> Task statement
Return every line of the rows below that contains the word "each".
──────── Given records ────────
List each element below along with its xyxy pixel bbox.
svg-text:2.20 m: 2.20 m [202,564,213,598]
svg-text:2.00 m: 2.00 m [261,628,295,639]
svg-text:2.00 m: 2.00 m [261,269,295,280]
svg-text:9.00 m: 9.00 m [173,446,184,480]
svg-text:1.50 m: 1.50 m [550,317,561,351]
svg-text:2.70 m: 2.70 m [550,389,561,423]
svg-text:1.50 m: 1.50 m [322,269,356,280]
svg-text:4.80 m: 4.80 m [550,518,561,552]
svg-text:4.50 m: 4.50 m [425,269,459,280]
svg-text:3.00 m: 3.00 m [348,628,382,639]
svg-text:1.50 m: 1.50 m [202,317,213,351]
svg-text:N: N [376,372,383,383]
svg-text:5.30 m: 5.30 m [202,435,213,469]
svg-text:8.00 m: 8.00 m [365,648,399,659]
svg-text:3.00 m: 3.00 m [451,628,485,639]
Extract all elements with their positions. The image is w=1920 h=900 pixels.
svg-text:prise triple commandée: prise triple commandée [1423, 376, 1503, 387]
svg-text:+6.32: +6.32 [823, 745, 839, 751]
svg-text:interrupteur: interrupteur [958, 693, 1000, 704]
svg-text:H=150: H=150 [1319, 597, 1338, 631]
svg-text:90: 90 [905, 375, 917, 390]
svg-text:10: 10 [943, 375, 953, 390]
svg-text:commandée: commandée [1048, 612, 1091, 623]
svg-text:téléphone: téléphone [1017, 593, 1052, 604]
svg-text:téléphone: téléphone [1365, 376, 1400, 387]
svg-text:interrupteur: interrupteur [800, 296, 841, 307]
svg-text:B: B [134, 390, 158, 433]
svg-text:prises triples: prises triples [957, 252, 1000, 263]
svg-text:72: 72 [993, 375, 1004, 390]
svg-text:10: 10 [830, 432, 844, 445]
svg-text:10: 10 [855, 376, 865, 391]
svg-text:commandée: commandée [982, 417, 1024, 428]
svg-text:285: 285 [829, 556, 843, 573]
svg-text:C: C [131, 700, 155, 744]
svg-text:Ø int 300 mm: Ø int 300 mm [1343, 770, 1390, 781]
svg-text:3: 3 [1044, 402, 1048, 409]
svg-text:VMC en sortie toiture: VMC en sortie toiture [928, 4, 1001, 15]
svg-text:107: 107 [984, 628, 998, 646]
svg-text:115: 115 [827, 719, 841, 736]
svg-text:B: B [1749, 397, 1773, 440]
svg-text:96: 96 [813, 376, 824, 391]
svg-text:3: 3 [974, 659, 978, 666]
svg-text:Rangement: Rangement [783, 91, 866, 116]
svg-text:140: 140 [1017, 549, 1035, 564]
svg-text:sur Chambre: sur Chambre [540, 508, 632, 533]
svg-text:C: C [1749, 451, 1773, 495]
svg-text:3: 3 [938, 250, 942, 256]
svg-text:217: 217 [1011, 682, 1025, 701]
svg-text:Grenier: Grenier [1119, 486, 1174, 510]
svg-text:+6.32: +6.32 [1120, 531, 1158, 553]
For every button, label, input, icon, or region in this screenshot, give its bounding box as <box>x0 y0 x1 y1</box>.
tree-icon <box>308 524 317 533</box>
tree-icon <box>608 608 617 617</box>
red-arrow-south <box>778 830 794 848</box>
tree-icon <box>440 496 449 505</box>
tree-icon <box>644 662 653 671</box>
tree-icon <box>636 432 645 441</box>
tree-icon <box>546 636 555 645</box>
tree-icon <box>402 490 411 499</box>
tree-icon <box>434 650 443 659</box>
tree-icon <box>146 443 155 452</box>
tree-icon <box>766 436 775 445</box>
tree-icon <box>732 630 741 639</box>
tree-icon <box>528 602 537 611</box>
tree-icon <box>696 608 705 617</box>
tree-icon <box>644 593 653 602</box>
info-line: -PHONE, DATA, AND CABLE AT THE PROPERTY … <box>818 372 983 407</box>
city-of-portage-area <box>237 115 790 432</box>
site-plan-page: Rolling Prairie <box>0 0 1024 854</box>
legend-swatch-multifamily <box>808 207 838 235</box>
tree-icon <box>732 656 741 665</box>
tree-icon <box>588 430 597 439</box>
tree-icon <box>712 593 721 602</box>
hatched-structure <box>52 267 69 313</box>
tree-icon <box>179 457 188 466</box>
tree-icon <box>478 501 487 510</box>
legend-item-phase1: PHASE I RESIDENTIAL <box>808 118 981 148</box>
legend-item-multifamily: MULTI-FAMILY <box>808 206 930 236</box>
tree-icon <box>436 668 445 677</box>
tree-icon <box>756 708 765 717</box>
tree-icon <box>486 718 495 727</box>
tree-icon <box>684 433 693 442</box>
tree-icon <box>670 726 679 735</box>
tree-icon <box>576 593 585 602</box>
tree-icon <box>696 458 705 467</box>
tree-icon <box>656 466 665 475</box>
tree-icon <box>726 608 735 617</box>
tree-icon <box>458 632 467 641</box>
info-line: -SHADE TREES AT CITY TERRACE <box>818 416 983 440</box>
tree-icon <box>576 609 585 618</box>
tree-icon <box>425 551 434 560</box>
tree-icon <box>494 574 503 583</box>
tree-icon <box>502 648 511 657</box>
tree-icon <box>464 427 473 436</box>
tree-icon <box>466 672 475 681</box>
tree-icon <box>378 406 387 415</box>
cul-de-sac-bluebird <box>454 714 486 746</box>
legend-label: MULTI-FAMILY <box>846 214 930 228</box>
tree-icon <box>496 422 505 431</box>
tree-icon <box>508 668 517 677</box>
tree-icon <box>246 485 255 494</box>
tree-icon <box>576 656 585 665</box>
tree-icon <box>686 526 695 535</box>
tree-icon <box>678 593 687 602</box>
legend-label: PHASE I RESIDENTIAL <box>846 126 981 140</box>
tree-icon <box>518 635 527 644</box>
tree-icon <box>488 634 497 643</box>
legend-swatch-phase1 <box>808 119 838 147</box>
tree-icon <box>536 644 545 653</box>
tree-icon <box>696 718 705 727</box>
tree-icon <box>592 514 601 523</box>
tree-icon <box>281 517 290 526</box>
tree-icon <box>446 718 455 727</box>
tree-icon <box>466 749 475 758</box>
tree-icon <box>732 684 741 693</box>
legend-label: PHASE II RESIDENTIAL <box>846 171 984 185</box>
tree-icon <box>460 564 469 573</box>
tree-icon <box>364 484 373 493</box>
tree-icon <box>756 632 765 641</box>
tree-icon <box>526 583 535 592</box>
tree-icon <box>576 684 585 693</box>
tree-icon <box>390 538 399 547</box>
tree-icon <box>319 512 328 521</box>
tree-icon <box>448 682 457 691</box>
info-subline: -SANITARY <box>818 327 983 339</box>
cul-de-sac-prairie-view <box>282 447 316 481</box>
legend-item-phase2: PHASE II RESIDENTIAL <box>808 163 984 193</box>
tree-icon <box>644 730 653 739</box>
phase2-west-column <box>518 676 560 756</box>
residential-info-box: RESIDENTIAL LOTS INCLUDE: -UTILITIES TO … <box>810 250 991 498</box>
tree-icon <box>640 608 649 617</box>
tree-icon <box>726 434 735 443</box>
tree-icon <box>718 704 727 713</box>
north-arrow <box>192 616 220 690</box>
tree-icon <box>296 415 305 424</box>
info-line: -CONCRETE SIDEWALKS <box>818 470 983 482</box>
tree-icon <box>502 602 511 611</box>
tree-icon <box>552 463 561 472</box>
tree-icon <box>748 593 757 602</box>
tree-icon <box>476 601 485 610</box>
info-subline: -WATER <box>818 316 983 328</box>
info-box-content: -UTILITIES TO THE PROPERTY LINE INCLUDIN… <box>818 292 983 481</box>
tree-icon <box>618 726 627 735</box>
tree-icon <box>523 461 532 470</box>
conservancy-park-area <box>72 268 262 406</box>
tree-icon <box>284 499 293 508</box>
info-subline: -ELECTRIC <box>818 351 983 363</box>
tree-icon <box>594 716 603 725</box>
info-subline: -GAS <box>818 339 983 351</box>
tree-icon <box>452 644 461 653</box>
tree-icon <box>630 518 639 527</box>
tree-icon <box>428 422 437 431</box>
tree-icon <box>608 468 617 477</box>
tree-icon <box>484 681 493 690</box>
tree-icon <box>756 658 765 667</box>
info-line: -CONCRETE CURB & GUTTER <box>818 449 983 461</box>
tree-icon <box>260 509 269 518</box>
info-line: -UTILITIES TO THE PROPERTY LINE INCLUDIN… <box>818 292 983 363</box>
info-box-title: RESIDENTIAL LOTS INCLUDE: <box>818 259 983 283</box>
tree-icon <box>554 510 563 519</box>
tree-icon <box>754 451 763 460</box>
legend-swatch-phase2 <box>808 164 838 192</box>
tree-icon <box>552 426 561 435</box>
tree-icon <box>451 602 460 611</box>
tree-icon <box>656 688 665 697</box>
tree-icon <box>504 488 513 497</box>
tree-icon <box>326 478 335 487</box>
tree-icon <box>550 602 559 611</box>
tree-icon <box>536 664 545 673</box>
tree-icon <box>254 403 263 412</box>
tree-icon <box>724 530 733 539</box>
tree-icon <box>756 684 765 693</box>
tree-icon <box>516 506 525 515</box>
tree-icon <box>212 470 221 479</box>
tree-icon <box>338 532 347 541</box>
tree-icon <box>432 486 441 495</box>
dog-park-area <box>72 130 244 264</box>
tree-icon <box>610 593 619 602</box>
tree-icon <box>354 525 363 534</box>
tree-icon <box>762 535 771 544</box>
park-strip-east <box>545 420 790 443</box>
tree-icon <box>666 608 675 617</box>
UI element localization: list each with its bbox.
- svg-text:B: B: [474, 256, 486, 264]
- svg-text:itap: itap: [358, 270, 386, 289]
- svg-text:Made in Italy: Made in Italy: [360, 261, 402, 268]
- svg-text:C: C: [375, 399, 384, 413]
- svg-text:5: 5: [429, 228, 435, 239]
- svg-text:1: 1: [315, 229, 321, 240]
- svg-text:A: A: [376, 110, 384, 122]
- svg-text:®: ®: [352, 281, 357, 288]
────────
> Response to the exercise
List each element below along with its xyxy pixel bbox.
UI element localization: list each with its bbox.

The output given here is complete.